Set down every entry word for word. Omit the pictures.

begin Data extract

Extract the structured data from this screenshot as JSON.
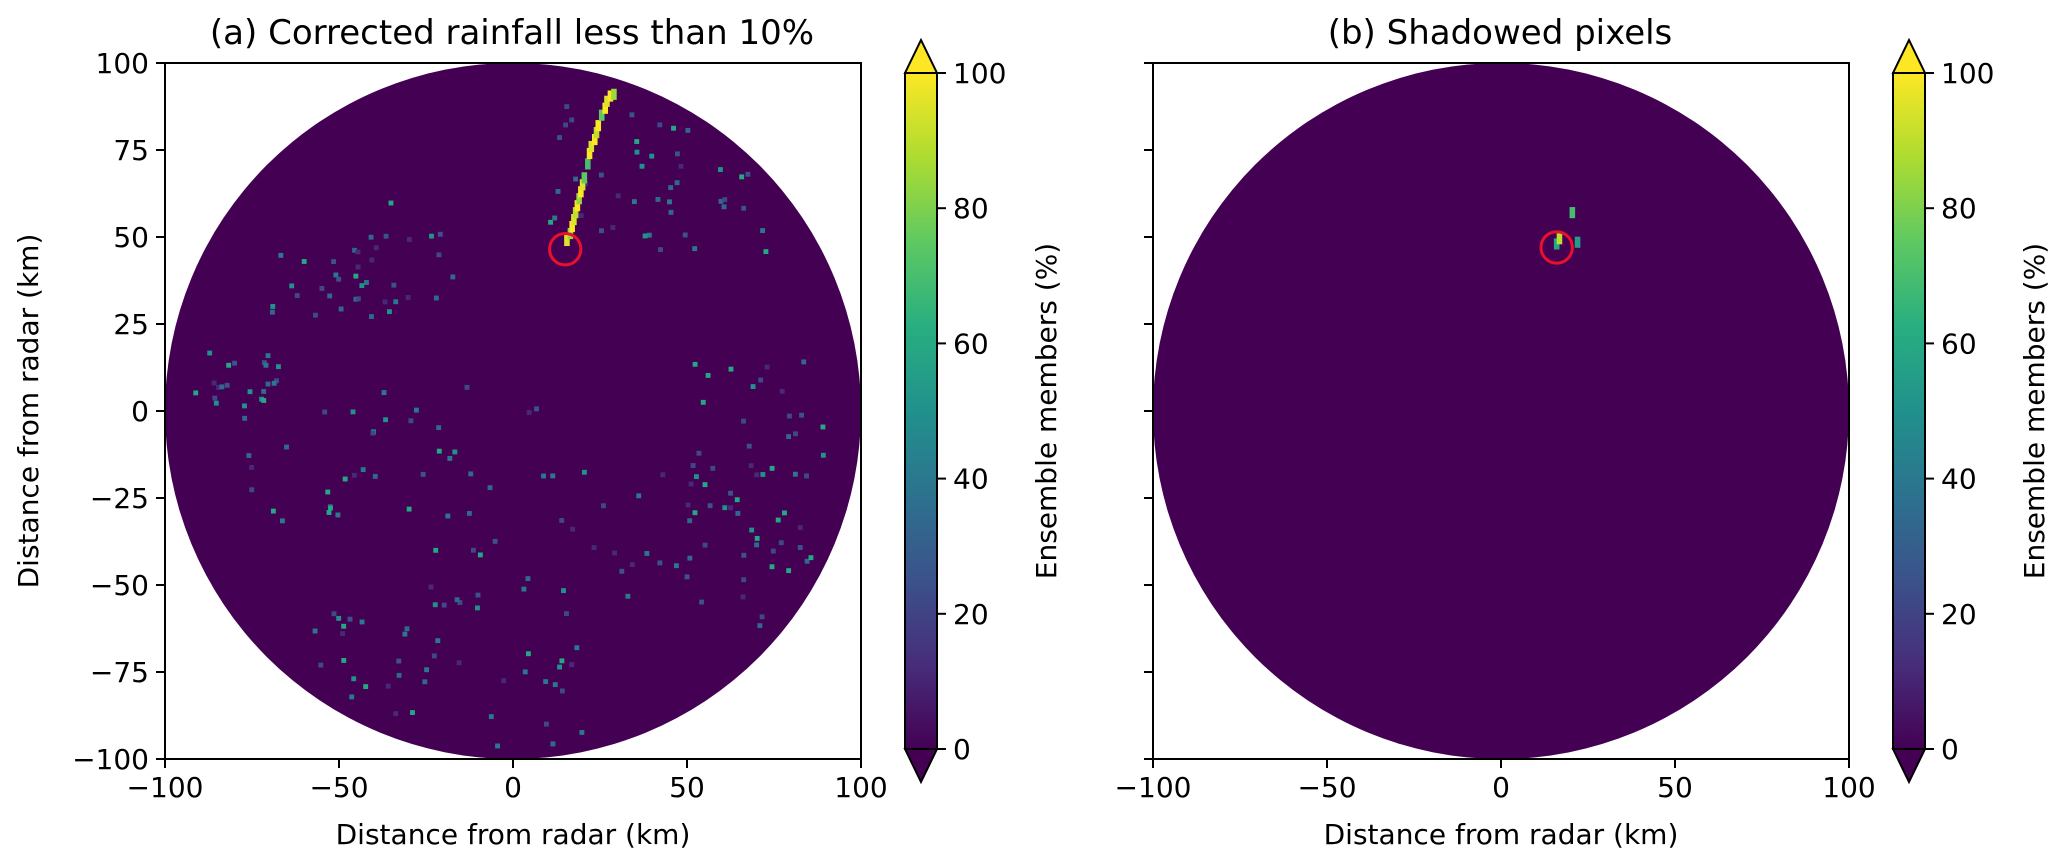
{
  "chart_data": [
    {
      "type": "heatmap",
      "title": "(a) Corrected rainfall less than 10%",
      "xlabel": "Distance from radar (km)",
      "ylabel": "Distance from radar (km)",
      "xlim": [
        -100,
        100
      ],
      "ylim": [
        -100,
        100
      ],
      "xticks": [
        -100,
        -50,
        0,
        50,
        100
      ],
      "yticks": [
        -100,
        -75,
        -50,
        -25,
        0,
        25,
        50,
        75,
        100
      ],
      "xtick_labels": [
        "−100",
        "−50",
        "0",
        "50",
        "100"
      ],
      "ytick_labels": [
        "−100",
        "−75",
        "−50",
        "−25",
        "0",
        "25",
        "50",
        "75",
        "100"
      ],
      "domain_radius_km": 100,
      "background_value": 0,
      "colorbar": {
        "label": "Ensemble members (%)",
        "colormap": "viridis",
        "range": [
          0,
          100
        ],
        "ticks": [
          0,
          20,
          40,
          60,
          80,
          100
        ],
        "tick_labels": [
          "0",
          "20",
          "40",
          "60",
          "80",
          "100"
        ],
        "extend": "both"
      },
      "high_value_pixels": [
        {
          "x": 15.5,
          "y": 49,
          "v": 95
        },
        {
          "x": 16.5,
          "y": 51,
          "v": 85
        },
        {
          "x": 17,
          "y": 53,
          "v": 100
        },
        {
          "x": 17.5,
          "y": 55,
          "v": 95
        },
        {
          "x": 18,
          "y": 57,
          "v": 90
        },
        {
          "x": 18.5,
          "y": 59,
          "v": 100
        },
        {
          "x": 19,
          "y": 61,
          "v": 85
        },
        {
          "x": 19.5,
          "y": 63,
          "v": 100
        },
        {
          "x": 20,
          "y": 65,
          "v": 95
        },
        {
          "x": 20.5,
          "y": 67,
          "v": 75
        },
        {
          "x": 21.5,
          "y": 71,
          "v": 70
        },
        {
          "x": 22,
          "y": 74,
          "v": 100
        },
        {
          "x": 22.5,
          "y": 76,
          "v": 95
        },
        {
          "x": 23.5,
          "y": 78,
          "v": 100
        },
        {
          "x": 24,
          "y": 80,
          "v": 90
        },
        {
          "x": 24.5,
          "y": 82,
          "v": 100
        },
        {
          "x": 25.5,
          "y": 85,
          "v": 75
        },
        {
          "x": 26.5,
          "y": 87,
          "v": 100
        },
        {
          "x": 27,
          "y": 89,
          "v": 95
        },
        {
          "x": 28,
          "y": 90.5,
          "v": 100
        },
        {
          "x": 29,
          "y": 91,
          "v": 85
        }
      ],
      "annotation": {
        "type": "circle",
        "x": 15,
        "y": 46.5,
        "radius_km": 4.5,
        "color": "#e8102a"
      }
    },
    {
      "type": "heatmap",
      "title": "(b) Shadowed pixels",
      "xlabel": "Distance from radar (km)",
      "xlim": [
        -100,
        100
      ],
      "ylim": [
        -100,
        100
      ],
      "xticks": [
        -100,
        -50,
        0,
        50,
        100
      ],
      "xtick_labels": [
        "−100",
        "−50",
        "0",
        "50",
        "100"
      ],
      "domain_radius_km": 100,
      "background_value": 0,
      "colorbar": {
        "label": "Ensemble members (%)",
        "colormap": "viridis",
        "range": [
          0,
          100
        ],
        "ticks": [
          0,
          20,
          40,
          60,
          80,
          100
        ],
        "tick_labels": [
          "0",
          "20",
          "40",
          "60",
          "80",
          "100"
        ],
        "extend": "both"
      },
      "high_value_pixels": [
        {
          "x": 16,
          "y": 48,
          "v": 60
        },
        {
          "x": 16.8,
          "y": 49.5,
          "v": 90
        },
        {
          "x": 20.5,
          "y": 57,
          "v": 70
        },
        {
          "x": 22,
          "y": 48.5,
          "v": 55
        }
      ],
      "annotation": {
        "type": "circle",
        "x": 16,
        "y": 47,
        "radius_km": 4.5,
        "color": "#e8102a"
      }
    }
  ],
  "colors": {
    "viridis_low": "#440154",
    "viridis_high": "#fde725",
    "annotation": "#e8102a"
  }
}
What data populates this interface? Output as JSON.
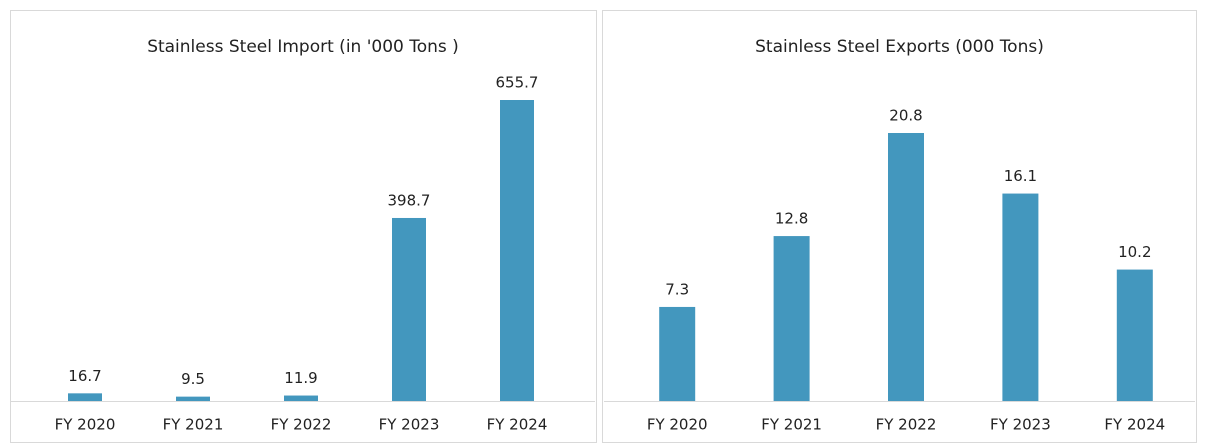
{
  "chart_data": [
    {
      "type": "bar",
      "title": "Stainless Steel Import (in '000 Tons )",
      "categories": [
        "FY 2020",
        "FY 2021",
        "FY 2022",
        "FY 2023",
        "FY 2024"
      ],
      "values": [
        16.7,
        9.5,
        11.9,
        398.7,
        655.7
      ],
      "color": "#4397be"
    },
    {
      "type": "bar",
      "title": "Stainless Steel Exports (000 Tons)",
      "categories": [
        "FY 2020",
        "FY 2021",
        "FY 2022",
        "FY 2023",
        "FY 2024"
      ],
      "values": [
        7.3,
        12.8,
        20.8,
        16.1,
        10.2
      ],
      "color": "#4397be"
    }
  ]
}
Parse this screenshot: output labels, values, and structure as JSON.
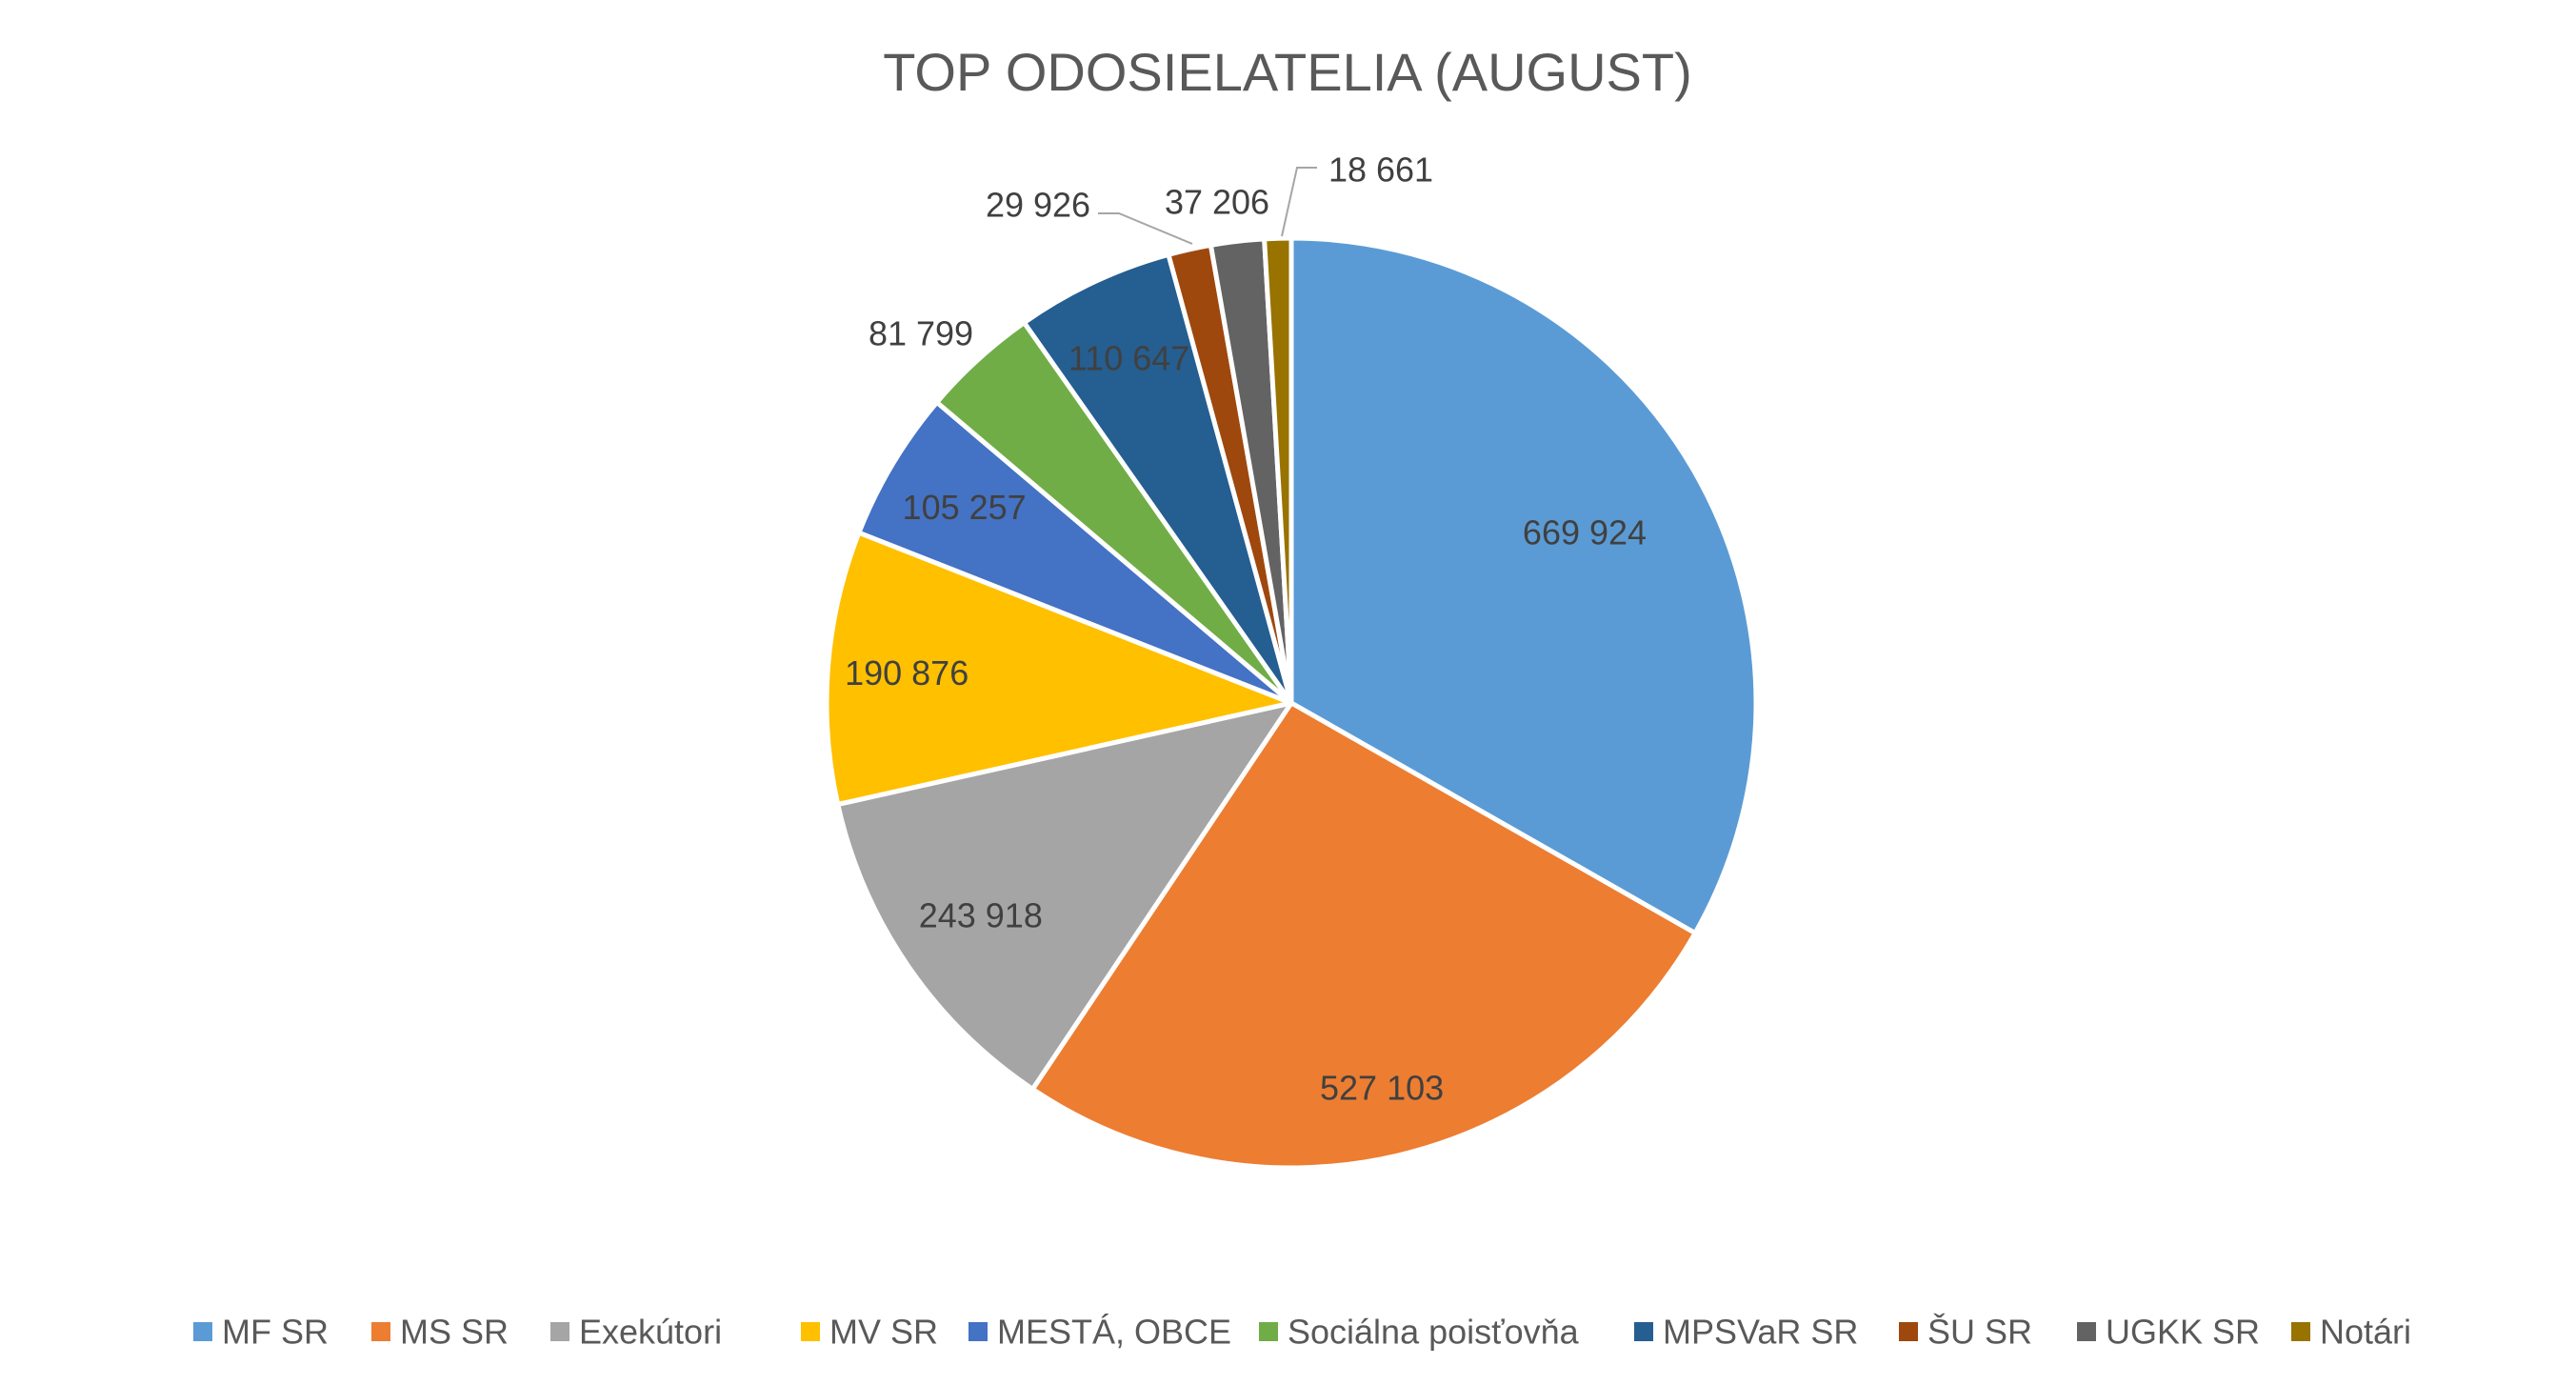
{
  "chart_data": {
    "type": "pie",
    "title": "TOP ODOSIELATELIA (AUGUST)",
    "legend_position": "bottom",
    "slices": [
      {
        "name": "MF SR",
        "value": 669924,
        "label": "669 924",
        "color": "#5B9BD5"
      },
      {
        "name": "MS SR",
        "value": 527103,
        "label": "527 103",
        "color": "#ED7D31"
      },
      {
        "name": "Exekútori",
        "value": 243918,
        "label": "243 918",
        "color": "#A5A5A5"
      },
      {
        "name": "MV SR",
        "value": 190876,
        "label": "190 876",
        "color": "#FFC000"
      },
      {
        "name": "MESTÁ, OBCE",
        "value": 105257,
        "label": "105 257",
        "color": "#4472C4"
      },
      {
        "name": "Sociálna poisťovňa",
        "value": 81799,
        "label": "81 799",
        "color": "#70AD47"
      },
      {
        "name": "MPSVaR SR",
        "value": 110647,
        "label": "110 647",
        "color": "#255E91"
      },
      {
        "name": "ŠU SR",
        "value": 29926,
        "label": "29 926",
        "color": "#9E480E"
      },
      {
        "name": "UGKK SR",
        "value": 37206,
        "label": "37 206",
        "color": "#636363"
      },
      {
        "name": "Notári",
        "value": 18661,
        "label": "18 661",
        "color": "#997300"
      }
    ]
  }
}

end Data extract

◆ In response:
Extract the structured data from this screenshot as JSON.
{
  "chart_data": [
    {
      "type": "heatmap",
      "title": "(a) Corrected rainfall less than 10%",
      "xlabel": "Distance from radar (km)",
      "ylabel": "Distance from radar (km)",
      "xlim": [
        -100,
        100
      ],
      "ylim": [
        -100,
        100
      ],
      "xticks": [
        -100,
        -50,
        0,
        50,
        100
      ],
      "yticks": [
        -100,
        -75,
        -50,
        -25,
        0,
        25,
        50,
        75,
        100
      ],
      "xtick_labels": [
        "−100",
        "−50",
        "0",
        "50",
        "100"
      ],
      "ytick_labels": [
        "−100",
        "−75",
        "−50",
        "−25",
        "0",
        "25",
        "50",
        "75",
        "100"
      ],
      "domain_radius_km": 100,
      "background_value": 0,
      "colorbar": {
        "label": "Ensemble members (%)",
        "colormap": "viridis",
        "range": [
          0,
          100
        ],
        "ticks": [
          0,
          20,
          40,
          60,
          80,
          100
        ],
        "tick_labels": [
          "0",
          "20",
          "40",
          "60",
          "80",
          "100"
        ],
        "extend": "both"
      },
      "high_value_pixels": [
        {
          "x": 15.5,
          "y": 49,
          "v": 95
        },
        {
          "x": 16.5,
          "y": 51,
          "v": 85
        },
        {
          "x": 17,
          "y": 53,
          "v": 100
        },
        {
          "x": 17.5,
          "y": 55,
          "v": 95
        },
        {
          "x": 18,
          "y": 57,
          "v": 90
        },
        {
          "x": 18.5,
          "y": 59,
          "v": 100
        },
        {
          "x": 19,
          "y": 61,
          "v": 85
        },
        {
          "x": 19.5,
          "y": 63,
          "v": 100
        },
        {
          "x": 20,
          "y": 65,
          "v": 95
        },
        {
          "x": 20.5,
          "y": 67,
          "v": 75
        },
        {
          "x": 21.5,
          "y": 71,
          "v": 70
        },
        {
          "x": 22,
          "y": 74,
          "v": 100
        },
        {
          "x": 22.5,
          "y": 76,
          "v": 95
        },
        {
          "x": 23.5,
          "y": 78,
          "v": 100
        },
        {
          "x": 24,
          "y": 80,
          "v": 90
        },
        {
          "x": 24.5,
          "y": 82,
          "v": 100
        },
        {
          "x": 25.5,
          "y": 85,
          "v": 75
        },
        {
          "x": 26.5,
          "y": 87,
          "v": 100
        },
        {
          "x": 27,
          "y": 89,
          "v": 95
        },
        {
          "x": 28,
          "y": 90.5,
          "v": 100
        },
        {
          "x": 29,
          "y": 91,
          "v": 85
        }
      ],
      "annotation": {
        "type": "circle",
        "x": 15,
        "y": 46.5,
        "radius_km": 4.5,
        "color": "#e8102a"
      }
    },
    {
      "type": "heatmap",
      "title": "(b) Shadowed pixels",
      "xlabel": "Distance from radar (km)",
      "xlim": [
        -100,
        100
      ],
      "ylim": [
        -100,
        100
      ],
      "xticks": [
        -100,
        -50,
        0,
        50,
        100
      ],
      "xtick_labels": [
        "−100",
        "−50",
        "0",
        "50",
        "100"
      ],
      "domain_radius_km": 100,
      "background_value": 0,
      "colorbar": {
        "label": "Ensemble members (%)",
        "colormap": "viridis",
        "range": [
          0,
          100
        ],
        "ticks": [
          0,
          20,
          40,
          60,
          80,
          100
        ],
        "tick_labels": [
          "0",
          "20",
          "40",
          "60",
          "80",
          "100"
        ],
        "extend": "both"
      },
      "high_value_pixels": [
        {
          "x": 16,
          "y": 48,
          "v": 60
        },
        {
          "x": 16.8,
          "y": 49.5,
          "v": 90
        },
        {
          "x": 20.5,
          "y": 57,
          "v": 70
        },
        {
          "x": 22,
          "y": 48.5,
          "v": 55
        }
      ],
      "annotation": {
        "type": "circle",
        "x": 16,
        "y": 47,
        "radius_km": 4.5,
        "color": "#e8102a"
      }
    }
  ],
  "colors": {
    "viridis_low": "#440154",
    "viridis_high": "#fde725",
    "annotation": "#e8102a"
  }
}
What data populates this interface? Output as JSON.
{
  "chart_data": [
    {
      "type": "bar",
      "title": "Stainless Steel Import (in '000 Tons )",
      "categories": [
        "FY 2020",
        "FY 2021",
        "FY 2022",
        "FY 2023",
        "FY 2024"
      ],
      "values": [
        16.7,
        9.5,
        11.9,
        398.7,
        655.7
      ],
      "color": "#4397be"
    },
    {
      "type": "bar",
      "title": "Stainless Steel Exports (000 Tons)",
      "categories": [
        "FY 2020",
        "FY 2021",
        "FY 2022",
        "FY 2023",
        "FY 2024"
      ],
      "values": [
        7.3,
        12.8,
        20.8,
        16.1,
        10.2
      ],
      "color": "#4397be"
    }
  ]
}
Parse this screenshot: output labels, values, and structure as JSON.
{
  "chart_data": {
    "type": "pie",
    "title": "TOP ODOSIELATELIA (AUGUST)",
    "legend_position": "bottom",
    "slices": [
      {
        "name": "MF SR",
        "value": 669924,
        "label": "669 924",
        "color": "#5B9BD5"
      },
      {
        "name": "MS SR",
        "value": 527103,
        "label": "527 103",
        "color": "#ED7D31"
      },
      {
        "name": "Exekútori",
        "value": 243918,
        "label": "243 918",
        "color": "#A5A5A5"
      },
      {
        "name": "MV SR",
        "value": 190876,
        "label": "190 876",
        "color": "#FFC000"
      },
      {
        "name": "MESTÁ, OBCE",
        "value": 105257,
        "label": "105 257",
        "color": "#4472C4"
      },
      {
        "name": "Sociálna poisťovňa",
        "value": 81799,
        "label": "81 799",
        "color": "#70AD47"
      },
      {
        "name": "MPSVaR SR",
        "value": 110647,
        "label": "110 647",
        "color": "#255E91"
      },
      {
        "name": "ŠU SR",
        "value": 29926,
        "label": "29 926",
        "color": "#9E480E"
      },
      {
        "name": "UGKK SR",
        "value": 37206,
        "label": "37 206",
        "color": "#636363"
      },
      {
        "name": "Notári",
        "value": 18661,
        "label": "18 661",
        "color": "#997300"
      }
    ]
  }
}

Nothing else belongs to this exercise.